Material for the task:

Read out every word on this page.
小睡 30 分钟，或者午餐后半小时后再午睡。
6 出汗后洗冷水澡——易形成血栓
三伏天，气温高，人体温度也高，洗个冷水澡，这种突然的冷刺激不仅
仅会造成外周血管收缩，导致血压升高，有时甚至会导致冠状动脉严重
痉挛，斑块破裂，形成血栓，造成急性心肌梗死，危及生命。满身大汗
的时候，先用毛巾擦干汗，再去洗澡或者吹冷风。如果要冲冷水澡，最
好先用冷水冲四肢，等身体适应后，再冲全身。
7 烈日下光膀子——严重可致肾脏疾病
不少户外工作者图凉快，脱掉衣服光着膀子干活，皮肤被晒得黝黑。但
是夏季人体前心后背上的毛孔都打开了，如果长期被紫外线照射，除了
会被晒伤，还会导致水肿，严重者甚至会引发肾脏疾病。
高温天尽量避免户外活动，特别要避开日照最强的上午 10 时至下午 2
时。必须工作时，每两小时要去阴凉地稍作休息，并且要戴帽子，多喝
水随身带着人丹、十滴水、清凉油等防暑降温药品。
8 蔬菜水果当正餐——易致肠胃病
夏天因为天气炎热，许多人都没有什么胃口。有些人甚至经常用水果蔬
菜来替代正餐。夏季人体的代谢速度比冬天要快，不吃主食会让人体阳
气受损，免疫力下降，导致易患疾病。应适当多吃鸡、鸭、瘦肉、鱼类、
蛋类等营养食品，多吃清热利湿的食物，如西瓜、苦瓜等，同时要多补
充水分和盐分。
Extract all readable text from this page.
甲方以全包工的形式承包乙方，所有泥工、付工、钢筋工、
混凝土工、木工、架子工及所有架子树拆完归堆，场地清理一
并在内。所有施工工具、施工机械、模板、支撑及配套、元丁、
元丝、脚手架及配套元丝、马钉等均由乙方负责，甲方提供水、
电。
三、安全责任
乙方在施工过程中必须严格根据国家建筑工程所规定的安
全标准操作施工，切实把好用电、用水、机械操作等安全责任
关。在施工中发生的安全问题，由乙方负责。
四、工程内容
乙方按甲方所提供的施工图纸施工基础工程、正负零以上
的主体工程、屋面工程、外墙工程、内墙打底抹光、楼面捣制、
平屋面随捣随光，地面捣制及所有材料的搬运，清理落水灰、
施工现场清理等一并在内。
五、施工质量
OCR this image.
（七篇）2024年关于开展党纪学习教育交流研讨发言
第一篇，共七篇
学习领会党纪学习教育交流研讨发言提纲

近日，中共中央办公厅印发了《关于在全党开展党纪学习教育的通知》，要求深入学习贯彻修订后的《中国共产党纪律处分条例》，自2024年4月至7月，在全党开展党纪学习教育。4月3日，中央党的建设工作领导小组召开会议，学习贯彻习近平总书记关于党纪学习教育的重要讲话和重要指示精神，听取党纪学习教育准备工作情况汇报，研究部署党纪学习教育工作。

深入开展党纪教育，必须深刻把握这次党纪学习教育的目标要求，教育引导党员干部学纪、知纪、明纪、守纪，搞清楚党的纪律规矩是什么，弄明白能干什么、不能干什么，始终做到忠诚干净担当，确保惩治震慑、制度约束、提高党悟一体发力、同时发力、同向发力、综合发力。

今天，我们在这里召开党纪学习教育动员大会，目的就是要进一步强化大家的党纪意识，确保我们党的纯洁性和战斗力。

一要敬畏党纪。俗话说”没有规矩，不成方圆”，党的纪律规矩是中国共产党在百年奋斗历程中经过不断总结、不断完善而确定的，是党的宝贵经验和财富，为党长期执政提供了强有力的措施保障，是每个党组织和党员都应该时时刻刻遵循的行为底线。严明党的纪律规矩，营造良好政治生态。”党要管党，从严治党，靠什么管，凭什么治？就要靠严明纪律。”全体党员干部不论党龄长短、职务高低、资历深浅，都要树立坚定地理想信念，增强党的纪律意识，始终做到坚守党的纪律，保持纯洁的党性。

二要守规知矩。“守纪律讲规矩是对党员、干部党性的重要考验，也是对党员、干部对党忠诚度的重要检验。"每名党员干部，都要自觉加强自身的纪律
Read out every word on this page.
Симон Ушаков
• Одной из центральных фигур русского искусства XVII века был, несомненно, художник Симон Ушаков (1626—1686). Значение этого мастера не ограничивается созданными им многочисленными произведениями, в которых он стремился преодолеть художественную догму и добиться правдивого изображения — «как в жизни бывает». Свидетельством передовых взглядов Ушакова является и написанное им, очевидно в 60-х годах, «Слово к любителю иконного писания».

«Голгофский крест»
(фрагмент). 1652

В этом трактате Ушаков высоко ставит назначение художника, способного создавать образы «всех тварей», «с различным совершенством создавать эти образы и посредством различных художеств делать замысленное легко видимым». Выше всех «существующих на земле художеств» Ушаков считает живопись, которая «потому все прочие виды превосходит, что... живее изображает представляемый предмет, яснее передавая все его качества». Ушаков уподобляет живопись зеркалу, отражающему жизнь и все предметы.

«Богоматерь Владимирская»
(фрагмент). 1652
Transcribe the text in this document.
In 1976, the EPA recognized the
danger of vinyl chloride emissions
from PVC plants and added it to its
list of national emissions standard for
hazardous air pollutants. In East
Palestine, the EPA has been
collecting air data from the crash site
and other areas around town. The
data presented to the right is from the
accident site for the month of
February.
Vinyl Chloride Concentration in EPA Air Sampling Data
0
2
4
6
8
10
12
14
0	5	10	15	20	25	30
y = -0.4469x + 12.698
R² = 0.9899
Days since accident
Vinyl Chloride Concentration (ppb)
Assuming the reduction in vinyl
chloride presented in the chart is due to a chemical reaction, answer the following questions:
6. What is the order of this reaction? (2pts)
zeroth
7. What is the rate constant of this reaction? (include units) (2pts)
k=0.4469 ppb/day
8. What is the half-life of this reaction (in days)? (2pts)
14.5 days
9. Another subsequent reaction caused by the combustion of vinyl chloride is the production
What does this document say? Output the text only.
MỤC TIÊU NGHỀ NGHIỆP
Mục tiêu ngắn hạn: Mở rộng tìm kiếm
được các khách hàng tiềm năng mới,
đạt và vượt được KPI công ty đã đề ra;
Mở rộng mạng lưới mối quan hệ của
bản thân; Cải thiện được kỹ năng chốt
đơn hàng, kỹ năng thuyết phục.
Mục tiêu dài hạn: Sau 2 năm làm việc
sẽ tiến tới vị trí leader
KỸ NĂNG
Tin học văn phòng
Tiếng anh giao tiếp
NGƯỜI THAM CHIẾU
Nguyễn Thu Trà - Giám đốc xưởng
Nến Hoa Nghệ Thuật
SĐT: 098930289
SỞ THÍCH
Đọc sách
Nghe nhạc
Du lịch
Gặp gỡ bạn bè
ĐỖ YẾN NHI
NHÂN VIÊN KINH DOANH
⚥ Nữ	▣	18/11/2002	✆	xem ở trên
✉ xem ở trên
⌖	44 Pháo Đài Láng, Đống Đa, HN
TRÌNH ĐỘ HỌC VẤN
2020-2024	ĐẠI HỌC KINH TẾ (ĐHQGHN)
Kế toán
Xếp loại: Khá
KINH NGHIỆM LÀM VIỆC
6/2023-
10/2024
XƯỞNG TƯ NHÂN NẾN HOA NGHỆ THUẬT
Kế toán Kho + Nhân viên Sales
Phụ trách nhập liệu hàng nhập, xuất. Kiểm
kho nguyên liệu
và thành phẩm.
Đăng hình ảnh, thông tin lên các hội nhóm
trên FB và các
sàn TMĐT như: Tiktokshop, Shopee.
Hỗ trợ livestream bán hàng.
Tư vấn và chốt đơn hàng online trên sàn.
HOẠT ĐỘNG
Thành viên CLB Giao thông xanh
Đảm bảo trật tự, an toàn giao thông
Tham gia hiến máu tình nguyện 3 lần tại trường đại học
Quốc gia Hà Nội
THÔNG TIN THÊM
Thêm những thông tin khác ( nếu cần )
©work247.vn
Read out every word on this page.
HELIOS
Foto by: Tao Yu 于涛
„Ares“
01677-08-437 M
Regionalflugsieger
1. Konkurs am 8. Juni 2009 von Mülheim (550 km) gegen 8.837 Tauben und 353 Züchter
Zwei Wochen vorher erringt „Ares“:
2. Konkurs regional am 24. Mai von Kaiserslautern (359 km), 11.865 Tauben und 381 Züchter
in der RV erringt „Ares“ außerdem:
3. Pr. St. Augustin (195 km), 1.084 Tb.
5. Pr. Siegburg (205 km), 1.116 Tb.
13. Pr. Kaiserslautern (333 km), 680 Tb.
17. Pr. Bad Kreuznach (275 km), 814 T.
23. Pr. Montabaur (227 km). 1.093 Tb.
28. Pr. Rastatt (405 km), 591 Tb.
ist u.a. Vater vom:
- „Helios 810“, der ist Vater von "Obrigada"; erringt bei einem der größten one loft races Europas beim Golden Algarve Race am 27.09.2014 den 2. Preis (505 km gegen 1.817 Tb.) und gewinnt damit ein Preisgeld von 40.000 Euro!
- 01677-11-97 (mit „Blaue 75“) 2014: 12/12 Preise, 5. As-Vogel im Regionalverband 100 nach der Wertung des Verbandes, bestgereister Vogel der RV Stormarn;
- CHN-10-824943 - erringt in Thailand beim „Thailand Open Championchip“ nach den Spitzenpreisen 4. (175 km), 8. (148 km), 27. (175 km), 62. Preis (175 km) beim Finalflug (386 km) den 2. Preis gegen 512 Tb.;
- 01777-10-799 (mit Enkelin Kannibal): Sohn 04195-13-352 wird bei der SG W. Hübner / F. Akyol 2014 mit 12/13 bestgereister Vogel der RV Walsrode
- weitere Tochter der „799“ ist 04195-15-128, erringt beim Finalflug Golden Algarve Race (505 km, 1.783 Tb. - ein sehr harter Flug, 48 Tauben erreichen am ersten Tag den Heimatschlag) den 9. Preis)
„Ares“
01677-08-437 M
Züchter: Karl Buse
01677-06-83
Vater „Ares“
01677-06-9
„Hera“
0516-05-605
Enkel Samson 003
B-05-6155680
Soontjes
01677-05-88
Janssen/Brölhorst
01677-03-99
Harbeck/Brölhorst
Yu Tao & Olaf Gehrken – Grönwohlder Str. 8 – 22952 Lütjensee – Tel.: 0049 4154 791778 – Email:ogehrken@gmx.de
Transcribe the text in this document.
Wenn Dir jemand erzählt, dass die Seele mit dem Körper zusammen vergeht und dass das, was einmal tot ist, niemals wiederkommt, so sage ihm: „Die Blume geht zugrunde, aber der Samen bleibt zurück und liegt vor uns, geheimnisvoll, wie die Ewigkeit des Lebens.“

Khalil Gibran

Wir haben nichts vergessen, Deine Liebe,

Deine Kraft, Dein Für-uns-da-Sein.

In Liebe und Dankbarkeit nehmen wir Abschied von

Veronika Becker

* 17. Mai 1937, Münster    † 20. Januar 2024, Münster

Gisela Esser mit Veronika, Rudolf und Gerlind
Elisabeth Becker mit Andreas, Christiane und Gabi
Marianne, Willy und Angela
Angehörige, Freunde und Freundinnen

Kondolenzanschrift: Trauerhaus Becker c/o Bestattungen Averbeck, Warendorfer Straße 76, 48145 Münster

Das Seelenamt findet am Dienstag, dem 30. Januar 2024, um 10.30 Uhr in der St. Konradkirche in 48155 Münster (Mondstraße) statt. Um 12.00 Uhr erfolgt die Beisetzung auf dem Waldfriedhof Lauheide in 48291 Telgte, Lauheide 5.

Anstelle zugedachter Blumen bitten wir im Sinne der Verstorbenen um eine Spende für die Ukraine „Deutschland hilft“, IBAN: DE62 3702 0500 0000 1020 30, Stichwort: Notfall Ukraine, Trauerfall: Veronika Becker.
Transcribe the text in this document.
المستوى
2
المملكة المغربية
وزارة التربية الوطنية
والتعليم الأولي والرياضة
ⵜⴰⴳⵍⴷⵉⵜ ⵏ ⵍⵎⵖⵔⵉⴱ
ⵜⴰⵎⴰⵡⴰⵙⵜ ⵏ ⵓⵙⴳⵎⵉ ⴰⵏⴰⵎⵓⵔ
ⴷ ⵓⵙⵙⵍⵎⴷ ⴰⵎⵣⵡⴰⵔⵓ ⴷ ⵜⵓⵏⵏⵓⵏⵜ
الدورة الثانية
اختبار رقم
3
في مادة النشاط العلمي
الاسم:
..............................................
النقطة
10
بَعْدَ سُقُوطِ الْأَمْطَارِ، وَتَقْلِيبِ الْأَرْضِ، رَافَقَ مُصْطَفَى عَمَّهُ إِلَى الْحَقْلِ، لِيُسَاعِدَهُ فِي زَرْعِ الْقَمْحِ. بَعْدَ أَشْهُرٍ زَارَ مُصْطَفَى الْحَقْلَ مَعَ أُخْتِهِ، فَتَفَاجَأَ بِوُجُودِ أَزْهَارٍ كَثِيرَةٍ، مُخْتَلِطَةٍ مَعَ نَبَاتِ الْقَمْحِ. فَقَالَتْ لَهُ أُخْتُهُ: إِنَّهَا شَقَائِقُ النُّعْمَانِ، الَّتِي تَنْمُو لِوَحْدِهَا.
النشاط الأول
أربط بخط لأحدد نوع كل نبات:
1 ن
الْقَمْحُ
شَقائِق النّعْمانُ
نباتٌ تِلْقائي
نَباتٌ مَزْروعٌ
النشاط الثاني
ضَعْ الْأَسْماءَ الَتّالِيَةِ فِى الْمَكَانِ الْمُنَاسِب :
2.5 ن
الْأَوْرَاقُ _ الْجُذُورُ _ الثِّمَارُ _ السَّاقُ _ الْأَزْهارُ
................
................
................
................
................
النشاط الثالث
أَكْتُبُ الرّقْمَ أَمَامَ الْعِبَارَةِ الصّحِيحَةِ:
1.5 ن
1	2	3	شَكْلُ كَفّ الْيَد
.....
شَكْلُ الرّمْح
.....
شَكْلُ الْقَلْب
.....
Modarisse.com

Instructions to follow: Check each line of the entries above, and show every one holding the word "Deine".

Task result:
Wir haben nichts vergessen, Deine Liebe,
Deine Kraft, Dein Für-uns-da-Sein.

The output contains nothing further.